• WORK TO COMPLETE
State the number of lines with the string "core" in them, and nothing else.

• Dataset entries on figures
════════

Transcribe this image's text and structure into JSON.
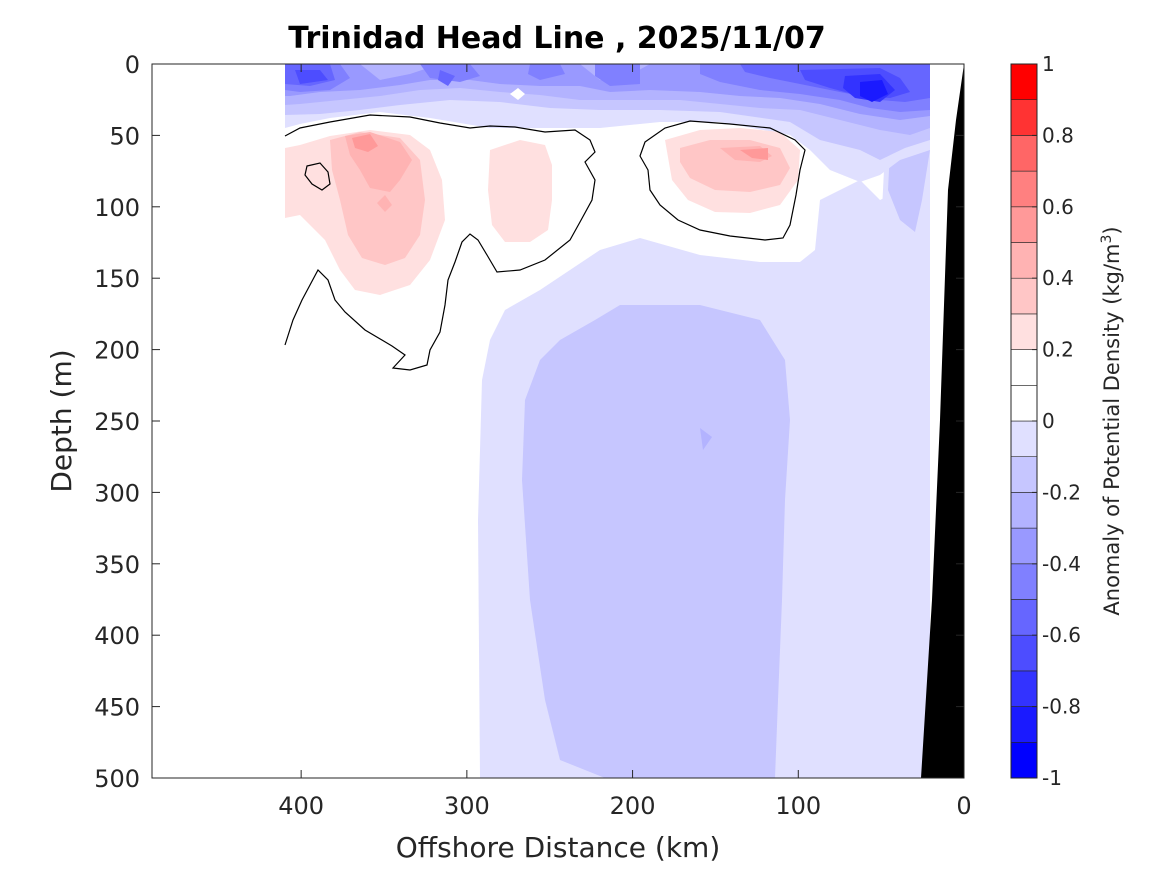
{
  "chart_data": {
    "type": "contour",
    "title": "Trinidad Head Line , 2025/11/07",
    "xlabel": "Offshore Distance (km)",
    "ylabel": "Depth (m)",
    "xlim": [
      490,
      0
    ],
    "ylim": [
      0,
      500
    ],
    "x_reversed": true,
    "y_reversed": true,
    "x_ticks": [
      400,
      300,
      200,
      100,
      0
    ],
    "x_tick_labels": [
      "400",
      "300",
      "200",
      "100",
      "0"
    ],
    "y_ticks": [
      0,
      50,
      100,
      150,
      200,
      250,
      300,
      350,
      400,
      450,
      500
    ],
    "y_tick_labels": [
      "0",
      "50",
      "100",
      "150",
      "200",
      "250",
      "300",
      "350",
      "400",
      "450",
      "500"
    ],
    "colorbar": {
      "label": "Anomaly of Potential Density (kg/m",
      "label_sup": "3",
      "label_close": ")",
      "range": [
        -1,
        1
      ],
      "levels": [
        -1,
        -0.9,
        -0.8,
        -0.7,
        -0.6,
        -0.5,
        -0.4,
        -0.3,
        -0.2,
        -0.1,
        0,
        0.1,
        0.2,
        0.3,
        0.4,
        0.5,
        0.6,
        0.7,
        0.8,
        0.9,
        1
      ],
      "colors": [
        "#0000ff",
        "#1a1aff",
        "#3333ff",
        "#4d4dff",
        "#6666ff",
        "#8080ff",
        "#9999ff",
        "#b3b3ff",
        "#c6c6ff",
        "#e0e0ff",
        "#ffffff",
        "#ffffff",
        "#ffe0e0",
        "#ffc6c6",
        "#ffb3b3",
        "#ff9999",
        "#ff8080",
        "#ff6666",
        "#ff3333",
        "#ff0000"
      ],
      "tick_values": [
        1,
        0.8,
        0.6,
        0.4,
        0.2,
        0,
        -0.2,
        -0.4,
        -0.6,
        -0.8,
        -1
      ],
      "tick_labels": [
        "1",
        "0.8",
        "0.6",
        "0.4",
        "0.2",
        "0",
        "-0.2",
        "-0.4",
        "-0.6",
        "-0.8",
        "-1"
      ]
    },
    "data_extent_km": [
      410,
      0
    ],
    "features": [
      {
        "name": "surface negative anomaly layer",
        "depth_range_m": [
          0,
          45
        ],
        "anomaly_range": [
          -0.9,
          -0.2
        ]
      },
      {
        "name": "positive anomaly core west",
        "x_km": 350,
        "depth_m": 70,
        "peak_anomaly": 0.5
      },
      {
        "name": "positive anomaly core central",
        "x_km": 270,
        "depth_m": 70,
        "peak_anomaly": 0.2
      },
      {
        "name": "positive anomaly core east",
        "x_km": 140,
        "depth_m": 65,
        "peak_anomaly": 0.4
      },
      {
        "name": "deep negative anomaly body",
        "x_range_km": [
          270,
          100
        ],
        "depth_range_m": [
          150,
          500
        ],
        "peak_anomaly": -0.3
      }
    ],
    "bathymetry_color": "#000000"
  }
}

════════

• EXERCISE OUTPUT
3